(TASK BRIEF)
Copy out all the entries word for word.

◆ ◆ ◆ ◆

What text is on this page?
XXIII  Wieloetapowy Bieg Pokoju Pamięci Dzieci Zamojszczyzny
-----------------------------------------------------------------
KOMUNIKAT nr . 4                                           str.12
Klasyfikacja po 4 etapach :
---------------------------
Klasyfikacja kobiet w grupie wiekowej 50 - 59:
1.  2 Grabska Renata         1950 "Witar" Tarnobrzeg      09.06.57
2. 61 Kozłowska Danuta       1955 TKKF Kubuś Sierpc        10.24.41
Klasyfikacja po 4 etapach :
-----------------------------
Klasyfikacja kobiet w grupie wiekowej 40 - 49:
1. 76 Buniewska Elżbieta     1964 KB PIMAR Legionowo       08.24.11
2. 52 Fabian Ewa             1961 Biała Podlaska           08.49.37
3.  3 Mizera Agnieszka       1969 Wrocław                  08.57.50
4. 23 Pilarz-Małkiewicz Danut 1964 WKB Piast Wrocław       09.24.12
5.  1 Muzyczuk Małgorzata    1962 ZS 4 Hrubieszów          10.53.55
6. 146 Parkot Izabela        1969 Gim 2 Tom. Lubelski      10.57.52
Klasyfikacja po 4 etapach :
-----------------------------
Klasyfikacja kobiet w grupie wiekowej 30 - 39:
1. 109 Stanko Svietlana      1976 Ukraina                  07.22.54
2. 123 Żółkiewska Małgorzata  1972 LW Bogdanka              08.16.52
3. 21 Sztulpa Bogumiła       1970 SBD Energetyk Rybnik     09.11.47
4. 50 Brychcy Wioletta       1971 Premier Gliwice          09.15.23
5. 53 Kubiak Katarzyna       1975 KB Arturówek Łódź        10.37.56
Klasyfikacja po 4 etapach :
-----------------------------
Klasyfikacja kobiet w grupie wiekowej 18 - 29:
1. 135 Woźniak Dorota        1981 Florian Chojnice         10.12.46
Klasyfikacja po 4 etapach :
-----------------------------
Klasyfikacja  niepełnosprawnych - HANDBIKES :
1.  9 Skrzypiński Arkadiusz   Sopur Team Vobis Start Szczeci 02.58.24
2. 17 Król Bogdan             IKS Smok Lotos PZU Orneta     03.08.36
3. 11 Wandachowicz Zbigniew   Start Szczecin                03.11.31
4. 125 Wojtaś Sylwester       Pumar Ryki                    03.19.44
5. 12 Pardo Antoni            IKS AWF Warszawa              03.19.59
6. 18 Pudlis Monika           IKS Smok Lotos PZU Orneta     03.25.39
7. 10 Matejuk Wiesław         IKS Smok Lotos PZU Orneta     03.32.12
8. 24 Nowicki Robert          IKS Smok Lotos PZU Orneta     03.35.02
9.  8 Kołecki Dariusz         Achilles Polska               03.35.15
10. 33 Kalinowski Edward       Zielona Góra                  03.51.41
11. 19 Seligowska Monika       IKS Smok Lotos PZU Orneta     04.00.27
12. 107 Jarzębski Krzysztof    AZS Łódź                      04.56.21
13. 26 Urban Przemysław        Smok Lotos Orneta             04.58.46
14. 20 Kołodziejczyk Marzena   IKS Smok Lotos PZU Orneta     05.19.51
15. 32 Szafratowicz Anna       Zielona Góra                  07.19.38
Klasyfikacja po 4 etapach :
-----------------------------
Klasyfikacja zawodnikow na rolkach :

◆ ◆ ◆ ◆

(EXERCISE SOLUTION)
What text is on this page?
XXIII  Wieloetapowy Bieg Pokoju Pamięci Dzieci Zamojszczyzny
-----------------------------------------------------------------
KOMUNIKAT nr . 4                                           str.12
Klasyfikacja po 4 etapach :
---------------------------
Klasyfikacja kobiet w grupie wiekowej 50 - 59:
1.  2 Grabska Renata         1950 "Witar" Tarnobrzeg      09.06.57
2. 61 Kozłowska Danuta       1955 TKKF Kubuś Sierpc        10.24.41
Klasyfikacja po 4 etapach :
-----------------------------
Klasyfikacja kobiet w grupie wiekowej 40 - 49:
1. 76 Buniewska Elżbieta     1964 KB PIMAR Legionowo       08.24.11
2. 52 Fabian Ewa             1961 Biała Podlaska           08.49.37
3.  3 Mizera Agnieszka       1969 Wrocław                  08.57.50
4. 23 Pilarz-Małkiewicz Danut 1964 WKB Piast Wrocław       09.24.12
5.  1 Muzyczuk Małgorzata    1962 ZS 4 Hrubieszów          10.53.55
6. 146 Parkot Izabela        1969 Gim 2 Tom. Lubelski      10.57.52
Klasyfikacja po 4 etapach :
-----------------------------
Klasyfikacja kobiet w grupie wiekowej 30 - 39:
1. 109 Stanko Svietlana      1976 Ukraina                  07.22.54
2. 123 Żółkiewska Małgorzata  1972 LW Bogdanka              08.16.52
3. 21 Sztulpa Bogumiła       1970 SBD Energetyk Rybnik     09.11.47
4. 50 Brychcy Wioletta       1971 Premier Gliwice          09.15.23
5. 53 Kubiak Katarzyna       1975 KB Arturówek Łódź        10.37.56
Klasyfikacja po 4 etapach :
-----------------------------
Klasyfikacja kobiet w grupie wiekowej 18 - 29:
1. 135 Woźniak Dorota        1981 Florian Chojnice         10.12.46
Klasyfikacja po 4 etapach :
-----------------------------
Klasyfikacja  niepełnosprawnych - HANDBIKES :
1.  9 Skrzypiński Arkadiusz   Sopur Team Vobis Start Szczeci 02.58.24
2. 17 Król Bogdan             IKS Smok Lotos PZU Orneta     03.08.36
3. 11 Wandachowicz Zbigniew   Start Szczecin                03.11.31
4. 125 Wojtaś Sylwester       Pumar Ryki                    03.19.44
5. 12 Pardo Antoni            IKS AWF Warszawa              03.19.59
6. 18 Pudlis Monika           IKS Smok Lotos PZU Orneta     03.25.39
7. 10 Matejuk Wiesław         IKS Smok Lotos PZU Orneta     03.32.12
8. 24 Nowicki Robert          IKS Smok Lotos PZU Orneta     03.35.02
9.  8 Kołecki Dariusz         Achilles Polska               03.35.15
10. 33 Kalinowski Edward       Zielona Góra                  03.51.41
11. 19 Seligowska Monika       IKS Smok Lotos PZU Orneta     04.00.27
12. 107 Jarzębski Krzysztof    AZS Łódź                      04.56.21
13. 26 Urban Przemysław        Smok Lotos Orneta             04.58.46
14. 20 Kołodziejczyk Marzena   IKS Smok Lotos PZU Orneta     05.19.51
15. 32 Szafratowicz Anna       Zielona Góra                  07.19.38
Klasyfikacja po 4 etapach :
-----------------------------
Klasyfikacja zawodnikow na rolkach :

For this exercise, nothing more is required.